**Trecho selecionado**
Cidade do Vaticano, 27 mar (RV) - Neste final de semana estaremos chegando
ao grande momento do ano litúrgico e ao centro de nossa fé: a Páscoa, celebrada durante
o tríduo e que se perpetua na vida e na caminhada da Igreja que a atualiza a cada
Eucaristia. A Igreja que nos convidou durante quarenta dias a um tempo de conversão
e penitência, agora nos devolve os vários sinais renovados que nos fazem experimentar
que também a nossa vida se renova e dá um passo a mais na caminhada para que de páscoa
em páscoa cheguemos à Páscoa definitiva.
Na celebração do Tríduo Pascal, a
Igreja revive os momentos mais significativos da vida de seu divino fundador, Jesus
Cristo. O mistério da paixão, morte e ressurreição de Cristo condensa a grande mensagem
de Deus à humanidade inteira. Esse mistério, na verdade, deu novo significado às coisas
humanas. O sofrimento e a morte, dos quais ninguém fica livre neste mundo, recebem
uma potentíssima luz, que é jorrada do mistério que celebramos no Tríduo Pascal. O
sofrimento e a morte, quando associados ao mistério do Filho de Deus, adquirem novo
significado. Deixam definitivamente de ser interpretados como sinal de maldição. O
Filho de Deus os assumiu. Aliás, Jesus assumiu tudo o que é próprio da condição humana
com exceção do pecado, e, atravessando o vale sombrio, que também integra a nossa
condição, chegou às verdes campinas, aos prados eternos e às fontes borbulhantes.
Associados a Cristo pelo batismo, nossa grande meta são as pastagens eternas, para
as quais nos guia o Bom Pastor. A dor, o sofrimento e a morte já foram vencidos em
Cristo. Ora, na medida em que Cristo passa a viver em nós, também nos tornamos capazes
de vencê-los. A última palavra de Deus a respeito do seu Cristo foi a vida. E a sorte
de Cristo é a sorte de todos os que se lhe associam pela fé em sua Palavra, pelos
sacramentos que comunicam a graça, e pela caridade que nos une a Deus e aos irmãos.

**Lista de tarefas**
A: Responda às perguntas abaixo com base no texto sobre o Tríduo Pascal.
(i) Durante quantos dias a Igreja convidou a um tempo de conversão e penitência?
(ii) Com exceção de quê Jesus assumiu tudo o que é próprio da condição humana?
(iii) Qual foi a última palavra de Deus a respeito do seu Cristo?
B: Dê continuidade ao texto sobre o Tríduo Pascal, começando logo após a sua última frase.

Listagens de elementos e caixas
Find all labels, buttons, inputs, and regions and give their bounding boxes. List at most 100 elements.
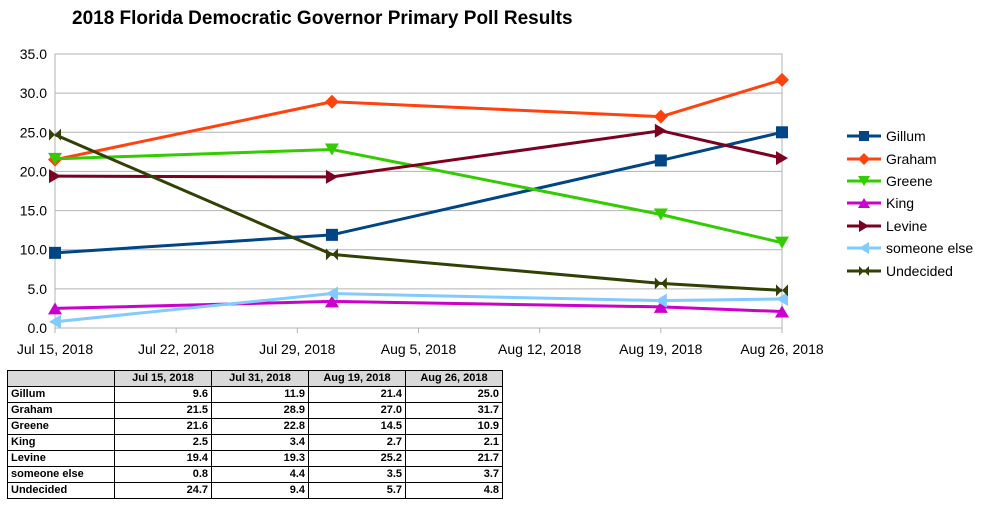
table-cell: 11.9 xyxy=(211,386,309,403)
series-line xyxy=(54,130,783,255)
series-line xyxy=(54,78,783,162)
table-cell: 14.5 xyxy=(308,418,406,435)
legend-swatch-icon xyxy=(847,198,881,209)
table-header-corner xyxy=(7,370,115,387)
data-point xyxy=(325,169,338,184)
data-point xyxy=(49,169,61,184)
table-header-cell: Jul 15, 2018 xyxy=(114,370,212,387)
data-point xyxy=(654,293,667,308)
legend-marker xyxy=(859,242,869,255)
legend-marker xyxy=(858,198,870,209)
table-cell: 21.5 xyxy=(114,402,212,419)
legend-marker xyxy=(859,265,869,276)
table-cell: 21.6 xyxy=(114,418,212,435)
table-cell: 3.4 xyxy=(211,434,309,451)
legend-marker xyxy=(858,152,870,165)
data-point xyxy=(49,314,61,329)
y-tick-label: 5.0 xyxy=(28,281,48,297)
table-cell: 4.4 xyxy=(211,466,309,483)
table-cell: 9.4 xyxy=(211,482,309,499)
series-line xyxy=(54,292,783,324)
table-body: Gillum 9.6 11.9 21.4 25.0 Graham 21.5 28.9 27.0 3… xyxy=(7,386,503,499)
data-point xyxy=(776,151,788,166)
table-cell: 25.2 xyxy=(308,450,406,467)
table-cell: 21.4 xyxy=(308,386,406,403)
table-cell: 3.7 xyxy=(405,466,503,483)
series-line xyxy=(54,299,783,314)
data-point xyxy=(325,228,338,241)
y-tick-label: 0.0 xyxy=(28,320,48,336)
table-cell: 24.7 xyxy=(114,482,212,499)
data-point xyxy=(776,284,788,297)
table-row: Graham 21.5 28.9 27.0 31.7 xyxy=(7,402,503,419)
legend-marker xyxy=(859,219,869,232)
legend-label: someone else xyxy=(886,240,974,257)
x-tick-label: Jul 22, 2018 xyxy=(138,341,214,357)
data-table: Jul 15, 2018 Jul 31, 2018 Aug 19, 2018 A… xyxy=(7,370,503,499)
table-row-label: King xyxy=(7,434,115,451)
data-point xyxy=(654,277,667,290)
legend-item: Greene xyxy=(846,170,973,192)
table-cell: 2.5 xyxy=(114,434,212,451)
table-header-row: Jul 15, 2018 Jul 31, 2018 Aug 19, 2018 A… xyxy=(7,370,503,387)
plot-area-frame xyxy=(54,53,783,329)
table-row-label: someone else xyxy=(7,466,115,483)
data-point xyxy=(776,292,788,307)
table-row-label: Gillum xyxy=(7,386,115,403)
series-graham xyxy=(48,72,789,167)
table-cell: 19.4 xyxy=(114,450,212,467)
series-line xyxy=(54,133,783,292)
data-point xyxy=(654,123,667,138)
table-row-label: Undecided xyxy=(7,482,115,499)
table-cell: 28.9 xyxy=(211,402,309,419)
series-greene xyxy=(48,143,789,249)
table-cell: 4.8 xyxy=(405,482,503,499)
table-row-label: Levine xyxy=(7,450,115,467)
legend-label: Greene xyxy=(886,172,933,189)
series-king xyxy=(48,295,789,318)
legend-label: Graham xyxy=(886,150,937,167)
legend-item: Levine xyxy=(846,215,973,237)
data-point xyxy=(48,302,62,315)
legend-label: Gillum xyxy=(886,128,926,145)
y-tick-label: 10.0 xyxy=(20,242,47,258)
data-point xyxy=(776,126,788,139)
table-cell: 25.0 xyxy=(405,386,503,403)
table-row: Undecided 24.7 9.4 5.7 4.8 xyxy=(7,482,503,499)
x-tick-label: Aug 19, 2018 xyxy=(619,341,703,357)
data-point xyxy=(775,305,789,318)
table-cell: 22.8 xyxy=(211,418,309,435)
data-point xyxy=(654,154,667,167)
series-someone-else xyxy=(49,286,788,329)
series-gillum xyxy=(49,126,788,259)
table-cell: 19.3 xyxy=(211,450,309,467)
series-levine xyxy=(49,123,788,184)
legend-marker xyxy=(858,175,870,186)
legend-item: Gillum xyxy=(846,125,973,147)
table-cell: 0.8 xyxy=(114,466,212,483)
table-row: Greene 21.6 22.8 14.5 10.9 xyxy=(7,418,503,435)
data-point xyxy=(325,286,338,301)
data-point xyxy=(324,143,339,156)
table-header: Jul 15, 2018 Jul 31, 2018 Aug 19, 2018 A… xyxy=(7,370,503,387)
legend-swatch-icon xyxy=(847,152,881,165)
legend-swatch-icon xyxy=(847,131,881,142)
data-point xyxy=(775,72,789,87)
legend-label: Levine xyxy=(886,217,928,234)
data-point xyxy=(49,246,61,259)
data-point xyxy=(653,300,668,313)
legend-label: Undecided xyxy=(886,262,953,279)
legend-label: King xyxy=(886,195,915,212)
y-tick-label: 20.0 xyxy=(20,163,47,179)
table-row-label: Greene xyxy=(7,418,115,435)
legend-swatch-icon xyxy=(847,219,881,232)
table-cell: 21.7 xyxy=(405,450,503,467)
legend-item: Graham xyxy=(846,147,973,169)
data-point xyxy=(653,208,668,221)
chart-title: 2018 Florida Democratic Governor Primary… xyxy=(72,8,573,29)
x-tick-label: Aug 26, 2018 xyxy=(740,341,824,357)
data-point xyxy=(325,248,338,261)
table-row-label: Graham xyxy=(7,402,115,419)
table-row: someone else 0.8 4.4 3.5 3.7 xyxy=(7,466,503,483)
table-header-cell: Aug 26, 2018 xyxy=(405,370,503,387)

**Resultados das tarefas**
A:
(i) Durante quarenta dias.
(ii) Com exceção do pecado.
(iii) A vida.

B:
A
Quaresma se conclui na Quinta-feira Santa de manhã, na celebração dos Santos Óleos,
e na renovação das promessas sacerdotais, eco das antigas celebrações de reconciliação
dos cristãos que, durante a Quaresma tinham feito a penitência devida, e agora retomavam
a inserção na Igreja. Os óleos bentos e consagrado serão distribuídos entre as Paróquias
como sinal de unidade e comunhão. À tarde começamos a grande celebração da Páscoa,
com os seus três momentos.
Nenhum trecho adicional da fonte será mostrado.